→ Exercise
Output the material below in full, exactly as it is.

→ Exercise data

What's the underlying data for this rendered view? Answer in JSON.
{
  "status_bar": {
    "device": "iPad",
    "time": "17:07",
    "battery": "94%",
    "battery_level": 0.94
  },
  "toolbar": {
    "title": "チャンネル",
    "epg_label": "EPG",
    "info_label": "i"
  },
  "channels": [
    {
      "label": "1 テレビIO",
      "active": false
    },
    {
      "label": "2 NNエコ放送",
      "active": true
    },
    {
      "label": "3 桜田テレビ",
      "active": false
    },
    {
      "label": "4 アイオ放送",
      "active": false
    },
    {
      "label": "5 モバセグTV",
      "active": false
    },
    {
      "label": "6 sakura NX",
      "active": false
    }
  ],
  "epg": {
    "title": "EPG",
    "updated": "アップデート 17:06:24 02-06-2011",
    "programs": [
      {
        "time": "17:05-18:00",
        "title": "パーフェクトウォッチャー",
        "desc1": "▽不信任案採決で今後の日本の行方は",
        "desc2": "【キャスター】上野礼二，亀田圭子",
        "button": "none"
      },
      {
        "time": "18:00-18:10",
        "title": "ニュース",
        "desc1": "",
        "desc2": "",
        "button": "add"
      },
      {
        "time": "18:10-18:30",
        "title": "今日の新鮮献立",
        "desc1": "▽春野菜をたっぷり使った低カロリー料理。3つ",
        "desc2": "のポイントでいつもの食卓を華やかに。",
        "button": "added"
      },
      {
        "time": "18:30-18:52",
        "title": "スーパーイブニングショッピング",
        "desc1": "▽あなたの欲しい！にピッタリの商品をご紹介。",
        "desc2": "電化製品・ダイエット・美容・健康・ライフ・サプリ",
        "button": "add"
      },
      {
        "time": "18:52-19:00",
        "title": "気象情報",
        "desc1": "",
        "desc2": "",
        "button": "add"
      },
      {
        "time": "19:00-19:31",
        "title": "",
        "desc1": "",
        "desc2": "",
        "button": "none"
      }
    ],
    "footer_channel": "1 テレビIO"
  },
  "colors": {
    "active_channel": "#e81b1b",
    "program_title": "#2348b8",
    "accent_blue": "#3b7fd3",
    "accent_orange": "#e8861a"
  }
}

→ Response below
What's the underlying data for this rendered view? Answer in JSON.
{
  "status_bar": {
    "device": "iPad",
    "time": "17:07",
    "battery": "94%",
    "battery_level": 0.94
  },
  "toolbar": {
    "title": "チャンネル",
    "epg_label": "EPG",
    "info_label": "i"
  },
  "channels": [
    {
      "label": "1 テレビIO",
      "active": false
    },
    {
      "label": "2 NNエコ放送",
      "active": true
    },
    {
      "label": "3 桜田テレビ",
      "active": false
    },
    {
      "label": "4 アイオ放送",
      "active": false
    },
    {
      "label": "5 モバセグTV",
      "active": false
    },
    {
      "label": "6 sakura NX",
      "active": false
    }
  ],
  "epg": {
    "title": "EPG",
    "updated": "アップデート 17:06:24 02-06-2011",
    "programs": [
      {
        "time": "17:05-18:00",
        "title": "パーフェクトウォッチャー",
        "desc1": "▽不信任案採決で今後の日本の行方は",
        "desc2": "【キャスター】上野礼二，亀田圭子",
        "button": "none"
      },
      {
        "time": "18:00-18:10",
        "title": "ニュース",
        "desc1": "",
        "desc2": "",
        "button": "add"
      },
      {
        "time": "18:10-18:30",
        "title": "今日の新鮮献立",
        "desc1": "▽春野菜をたっぷり使った低カロリー料理。3つ",
        "desc2": "のポイントでいつもの食卓を華やかに。",
        "button": "added"
      },
      {
        "time": "18:30-18:52",
        "title": "スーパーイブニングショッピング",
        "desc1": "▽あなたの欲しい！にピッタリの商品をご紹介。",
        "desc2": "電化製品・ダイエット・美容・健康・ライフ・サプリ",
        "button": "add"
      },
      {
        "time": "18:52-19:00",
        "title": "気象情報",
        "desc1": "",
        "desc2": "",
        "button": "add"
      },
      {
        "time": "19:00-19:31",
        "title": "",
        "desc1": "",
        "desc2": "",
        "button": "none"
      }
    ],
    "footer_channel": "1 テレビIO"
  },
  "colors": {
    "active_channel": "#e81b1b",
    "program_title": "#2348b8",
    "accent_blue": "#3b7fd3",
    "accent_orange": "#e8861a"
  }
}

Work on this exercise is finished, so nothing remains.